Source data
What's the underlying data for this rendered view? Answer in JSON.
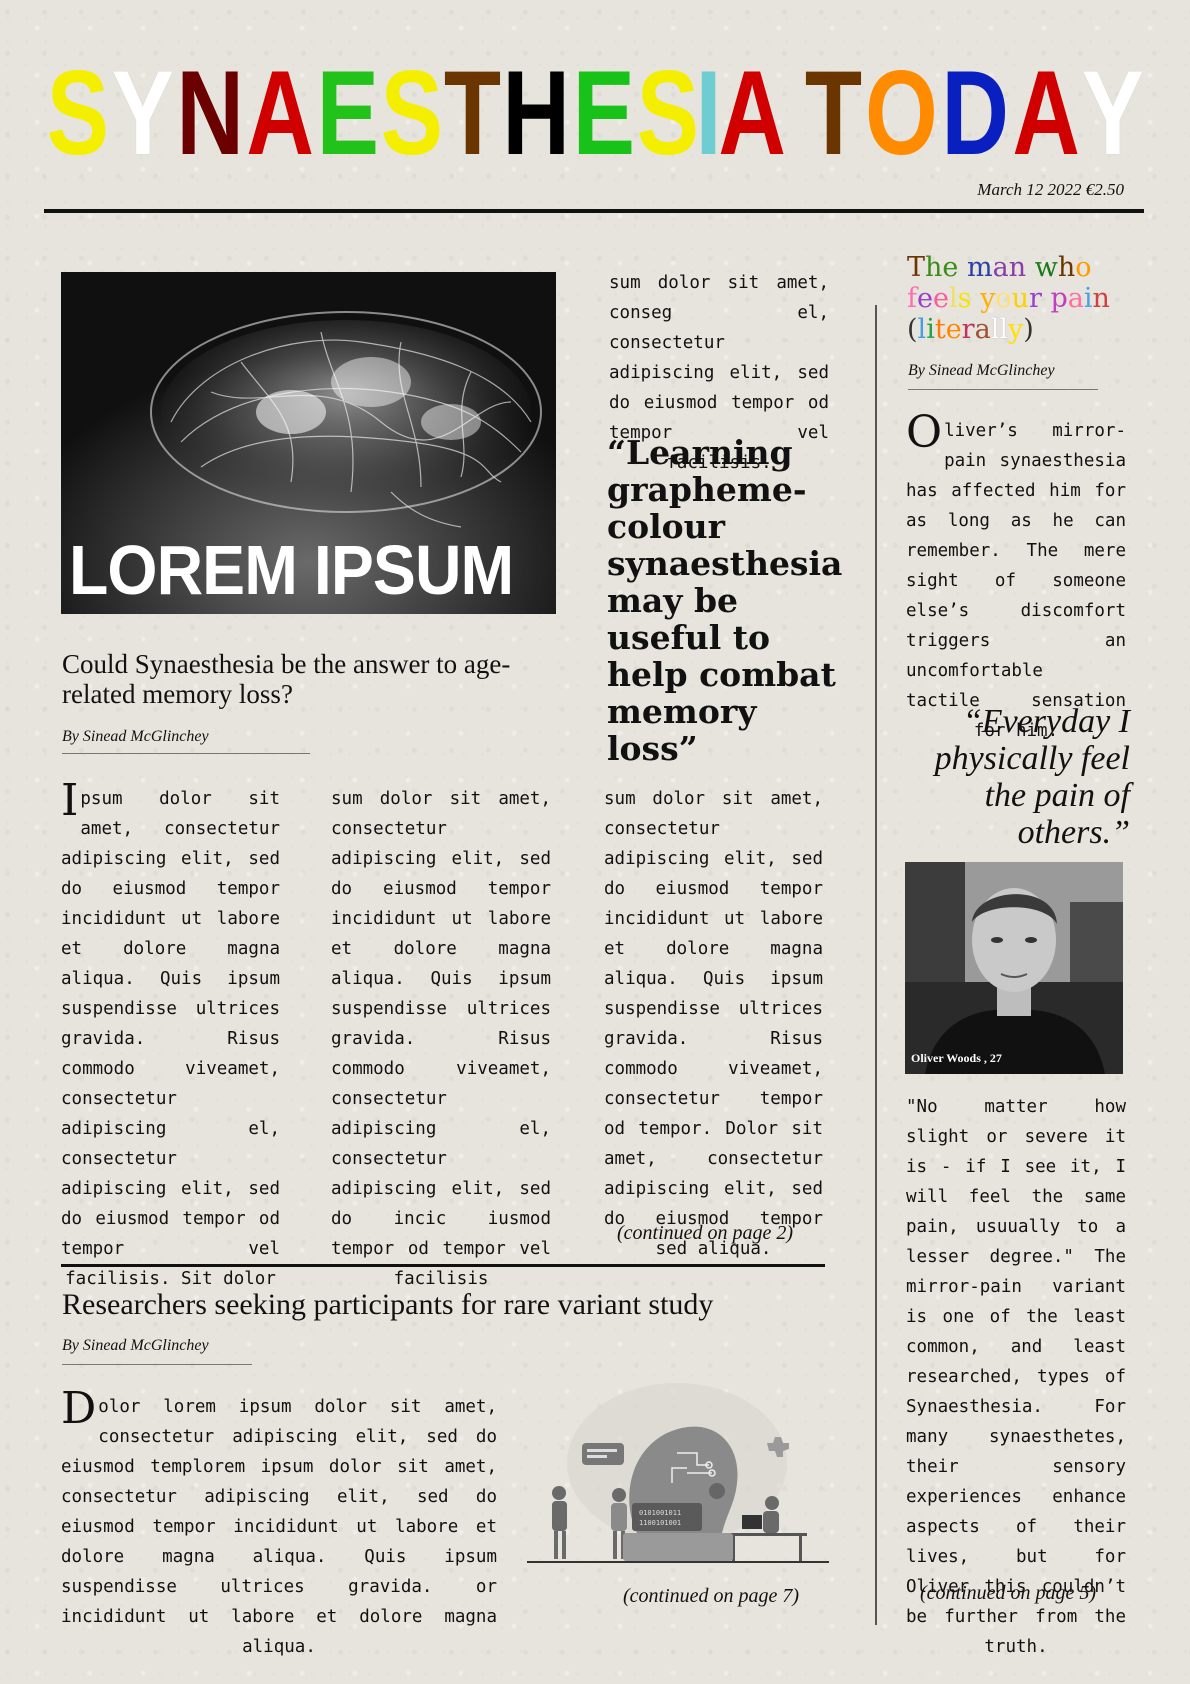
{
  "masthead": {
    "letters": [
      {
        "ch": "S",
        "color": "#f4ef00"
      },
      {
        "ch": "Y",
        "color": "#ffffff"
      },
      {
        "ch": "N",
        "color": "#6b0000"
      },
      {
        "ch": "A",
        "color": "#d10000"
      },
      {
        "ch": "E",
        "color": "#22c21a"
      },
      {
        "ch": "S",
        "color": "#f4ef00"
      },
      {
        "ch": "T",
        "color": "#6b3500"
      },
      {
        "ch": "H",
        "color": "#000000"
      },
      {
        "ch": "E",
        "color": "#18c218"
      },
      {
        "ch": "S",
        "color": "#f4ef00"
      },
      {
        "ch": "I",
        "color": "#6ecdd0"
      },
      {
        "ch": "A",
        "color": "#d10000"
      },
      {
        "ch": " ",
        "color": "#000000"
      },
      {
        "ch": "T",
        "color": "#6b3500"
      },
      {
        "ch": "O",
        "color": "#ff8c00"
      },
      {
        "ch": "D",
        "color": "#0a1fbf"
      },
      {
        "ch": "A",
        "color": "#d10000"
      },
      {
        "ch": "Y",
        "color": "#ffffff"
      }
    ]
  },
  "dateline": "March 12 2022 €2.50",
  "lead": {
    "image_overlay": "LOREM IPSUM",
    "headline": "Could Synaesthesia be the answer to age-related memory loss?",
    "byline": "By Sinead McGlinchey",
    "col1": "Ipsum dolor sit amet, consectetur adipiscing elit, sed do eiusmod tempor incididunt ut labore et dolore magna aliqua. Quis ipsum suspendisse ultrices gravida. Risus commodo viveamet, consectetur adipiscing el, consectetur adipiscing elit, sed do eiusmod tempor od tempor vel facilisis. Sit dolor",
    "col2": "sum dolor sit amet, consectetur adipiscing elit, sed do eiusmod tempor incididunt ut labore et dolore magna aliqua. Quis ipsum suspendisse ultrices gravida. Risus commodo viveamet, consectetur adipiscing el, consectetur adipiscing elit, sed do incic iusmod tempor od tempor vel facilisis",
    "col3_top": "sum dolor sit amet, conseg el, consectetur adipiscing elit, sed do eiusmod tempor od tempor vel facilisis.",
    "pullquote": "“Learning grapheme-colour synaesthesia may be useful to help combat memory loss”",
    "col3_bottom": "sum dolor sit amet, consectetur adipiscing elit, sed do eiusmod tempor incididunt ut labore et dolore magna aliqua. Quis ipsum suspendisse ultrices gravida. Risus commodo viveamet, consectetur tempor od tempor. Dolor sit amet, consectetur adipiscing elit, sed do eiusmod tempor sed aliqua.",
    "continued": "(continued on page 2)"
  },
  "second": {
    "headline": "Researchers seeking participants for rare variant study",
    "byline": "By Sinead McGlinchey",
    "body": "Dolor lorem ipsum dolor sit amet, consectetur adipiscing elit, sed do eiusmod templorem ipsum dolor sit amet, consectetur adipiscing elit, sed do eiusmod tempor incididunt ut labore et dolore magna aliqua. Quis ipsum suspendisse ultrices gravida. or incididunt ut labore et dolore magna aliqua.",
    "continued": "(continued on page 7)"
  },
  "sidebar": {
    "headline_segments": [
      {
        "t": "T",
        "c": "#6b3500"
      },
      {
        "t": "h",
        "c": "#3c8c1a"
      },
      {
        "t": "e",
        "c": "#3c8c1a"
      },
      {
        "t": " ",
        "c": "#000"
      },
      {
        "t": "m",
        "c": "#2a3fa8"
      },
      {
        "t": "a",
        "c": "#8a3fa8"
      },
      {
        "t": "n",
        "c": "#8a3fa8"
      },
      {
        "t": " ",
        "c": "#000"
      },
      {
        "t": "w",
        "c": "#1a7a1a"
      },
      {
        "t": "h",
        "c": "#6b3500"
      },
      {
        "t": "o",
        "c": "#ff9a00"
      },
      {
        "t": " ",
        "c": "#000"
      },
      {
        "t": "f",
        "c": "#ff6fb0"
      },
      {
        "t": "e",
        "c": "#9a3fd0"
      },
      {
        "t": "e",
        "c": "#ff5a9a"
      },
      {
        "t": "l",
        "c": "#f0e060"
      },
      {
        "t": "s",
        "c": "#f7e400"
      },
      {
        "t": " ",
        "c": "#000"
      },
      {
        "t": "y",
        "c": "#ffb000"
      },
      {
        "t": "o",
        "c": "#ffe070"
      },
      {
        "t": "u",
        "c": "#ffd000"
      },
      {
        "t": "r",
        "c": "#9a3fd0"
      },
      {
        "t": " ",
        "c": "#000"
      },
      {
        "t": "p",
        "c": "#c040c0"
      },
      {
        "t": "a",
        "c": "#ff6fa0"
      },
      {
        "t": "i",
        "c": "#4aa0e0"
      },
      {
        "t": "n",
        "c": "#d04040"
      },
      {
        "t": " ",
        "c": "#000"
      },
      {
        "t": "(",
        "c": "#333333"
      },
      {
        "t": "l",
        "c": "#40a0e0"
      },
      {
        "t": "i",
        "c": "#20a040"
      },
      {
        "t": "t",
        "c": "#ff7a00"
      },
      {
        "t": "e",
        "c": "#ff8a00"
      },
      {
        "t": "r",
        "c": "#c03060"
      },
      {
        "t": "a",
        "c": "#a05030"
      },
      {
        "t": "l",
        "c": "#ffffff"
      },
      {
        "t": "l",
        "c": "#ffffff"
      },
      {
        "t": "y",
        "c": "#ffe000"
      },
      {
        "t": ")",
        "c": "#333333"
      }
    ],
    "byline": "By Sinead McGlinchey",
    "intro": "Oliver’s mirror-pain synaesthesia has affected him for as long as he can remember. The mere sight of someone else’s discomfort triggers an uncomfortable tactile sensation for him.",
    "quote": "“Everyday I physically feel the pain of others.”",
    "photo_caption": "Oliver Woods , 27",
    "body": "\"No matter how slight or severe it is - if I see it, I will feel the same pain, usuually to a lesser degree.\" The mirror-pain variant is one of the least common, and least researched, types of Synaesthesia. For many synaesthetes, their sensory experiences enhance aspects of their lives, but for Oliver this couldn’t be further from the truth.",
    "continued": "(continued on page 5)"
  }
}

## Problem statement
Transcribe the preceding listing in its entirety and with exact wording, leaving out pictures.

## Full solution
What's the underlying data for this rendered view? Answer in JSON.
{
  "masthead": {
    "letters": [
      {
        "ch": "S",
        "color": "#f4ef00"
      },
      {
        "ch": "Y",
        "color": "#ffffff"
      },
      {
        "ch": "N",
        "color": "#6b0000"
      },
      {
        "ch": "A",
        "color": "#d10000"
      },
      {
        "ch": "E",
        "color": "#22c21a"
      },
      {
        "ch": "S",
        "color": "#f4ef00"
      },
      {
        "ch": "T",
        "color": "#6b3500"
      },
      {
        "ch": "H",
        "color": "#000000"
      },
      {
        "ch": "E",
        "color": "#18c218"
      },
      {
        "ch": "S",
        "color": "#f4ef00"
      },
      {
        "ch": "I",
        "color": "#6ecdd0"
      },
      {
        "ch": "A",
        "color": "#d10000"
      },
      {
        "ch": " ",
        "color": "#000000"
      },
      {
        "ch": "T",
        "color": "#6b3500"
      },
      {
        "ch": "O",
        "color": "#ff8c00"
      },
      {
        "ch": "D",
        "color": "#0a1fbf"
      },
      {
        "ch": "A",
        "color": "#d10000"
      },
      {
        "ch": "Y",
        "color": "#ffffff"
      }
    ]
  },
  "dateline": "March 12 2022 €2.50",
  "lead": {
    "image_overlay": "LOREM IPSUM",
    "headline": "Could Synaesthesia be the answer to age-related memory loss?",
    "byline": "By Sinead McGlinchey",
    "col1": "Ipsum dolor sit amet, consectetur adipiscing elit, sed do eiusmod tempor incididunt ut labore et dolore magna aliqua. Quis ipsum suspendisse ultrices gravida. Risus commodo viveamet, consectetur adipiscing el, consectetur adipiscing elit, sed do eiusmod tempor od tempor vel facilisis. Sit dolor",
    "col2": "sum dolor sit amet, consectetur adipiscing elit, sed do eiusmod tempor incididunt ut labore et dolore magna aliqua. Quis ipsum suspendisse ultrices gravida. Risus commodo viveamet, consectetur adipiscing el, consectetur adipiscing elit, sed do incic iusmod tempor od tempor vel facilisis",
    "col3_top": "sum dolor sit amet, conseg el, consectetur adipiscing elit, sed do eiusmod tempor od tempor vel facilisis.",
    "pullquote": "“Learning grapheme-colour synaesthesia may be useful to help combat memory loss”",
    "col3_bottom": "sum dolor sit amet, consectetur adipiscing elit, sed do eiusmod tempor incididunt ut labore et dolore magna aliqua. Quis ipsum suspendisse ultrices gravida. Risus commodo viveamet, consectetur tempor od tempor. Dolor sit amet, consectetur adipiscing elit, sed do eiusmod tempor sed aliqua.",
    "continued": "(continued on page 2)"
  },
  "second": {
    "headline": "Researchers seeking participants for rare variant study",
    "byline": "By Sinead McGlinchey",
    "body": "Dolor lorem ipsum dolor sit amet, consectetur adipiscing elit, sed do eiusmod templorem ipsum dolor sit amet, consectetur adipiscing elit, sed do eiusmod tempor incididunt ut labore et dolore magna aliqua. Quis ipsum suspendisse ultrices gravida. or incididunt ut labore et dolore magna aliqua.",
    "continued": "(continued on page 7)"
  },
  "sidebar": {
    "headline_segments": [
      {
        "t": "T",
        "c": "#6b3500"
      },
      {
        "t": "h",
        "c": "#3c8c1a"
      },
      {
        "t": "e",
        "c": "#3c8c1a"
      },
      {
        "t": " ",
        "c": "#000"
      },
      {
        "t": "m",
        "c": "#2a3fa8"
      },
      {
        "t": "a",
        "c": "#8a3fa8"
      },
      {
        "t": "n",
        "c": "#8a3fa8"
      },
      {
        "t": " ",
        "c": "#000"
      },
      {
        "t": "w",
        "c": "#1a7a1a"
      },
      {
        "t": "h",
        "c": "#6b3500"
      },
      {
        "t": "o",
        "c": "#ff9a00"
      },
      {
        "t": " ",
        "c": "#000"
      },
      {
        "t": "f",
        "c": "#ff6fb0"
      },
      {
        "t": "e",
        "c": "#9a3fd0"
      },
      {
        "t": "e",
        "c": "#ff5a9a"
      },
      {
        "t": "l",
        "c": "#f0e060"
      },
      {
        "t": "s",
        "c": "#f7e400"
      },
      {
        "t": " ",
        "c": "#000"
      },
      {
        "t": "y",
        "c": "#ffb000"
      },
      {
        "t": "o",
        "c": "#ffe070"
      },
      {
        "t": "u",
        "c": "#ffd000"
      },
      {
        "t": "r",
        "c": "#9a3fd0"
      },
      {
        "t": " ",
        "c": "#000"
      },
      {
        "t": "p",
        "c": "#c040c0"
      },
      {
        "t": "a",
        "c": "#ff6fa0"
      },
      {
        "t": "i",
        "c": "#4aa0e0"
      },
      {
        "t": "n",
        "c": "#d04040"
      },
      {
        "t": " ",
        "c": "#000"
      },
      {
        "t": "(",
        "c": "#333333"
      },
      {
        "t": "l",
        "c": "#40a0e0"
      },
      {
        "t": "i",
        "c": "#20a040"
      },
      {
        "t": "t",
        "c": "#ff7a00"
      },
      {
        "t": "e",
        "c": "#ff8a00"
      },
      {
        "t": "r",
        "c": "#c03060"
      },
      {
        "t": "a",
        "c": "#a05030"
      },
      {
        "t": "l",
        "c": "#ffffff"
      },
      {
        "t": "l",
        "c": "#ffffff"
      },
      {
        "t": "y",
        "c": "#ffe000"
      },
      {
        "t": ")",
        "c": "#333333"
      }
    ],
    "byline": "By Sinead McGlinchey",
    "intro": "Oliver’s mirror-pain synaesthesia has affected him for as long as he can remember. The mere sight of someone else’s discomfort triggers an uncomfortable tactile sensation for him.",
    "quote": "“Everyday I physically feel the pain of others.”",
    "photo_caption": "Oliver Woods , 27",
    "body": "\"No matter how slight or severe it is - if I see it, I will feel the same pain, usuually to a lesser degree.\" The mirror-pain variant is one of the least common, and least researched, types of Synaesthesia. For many synaesthetes, their sensory experiences enhance aspects of their lives, but for Oliver this couldn’t be further from the truth.",
    "continued": "(continued on page 5)"
  }
}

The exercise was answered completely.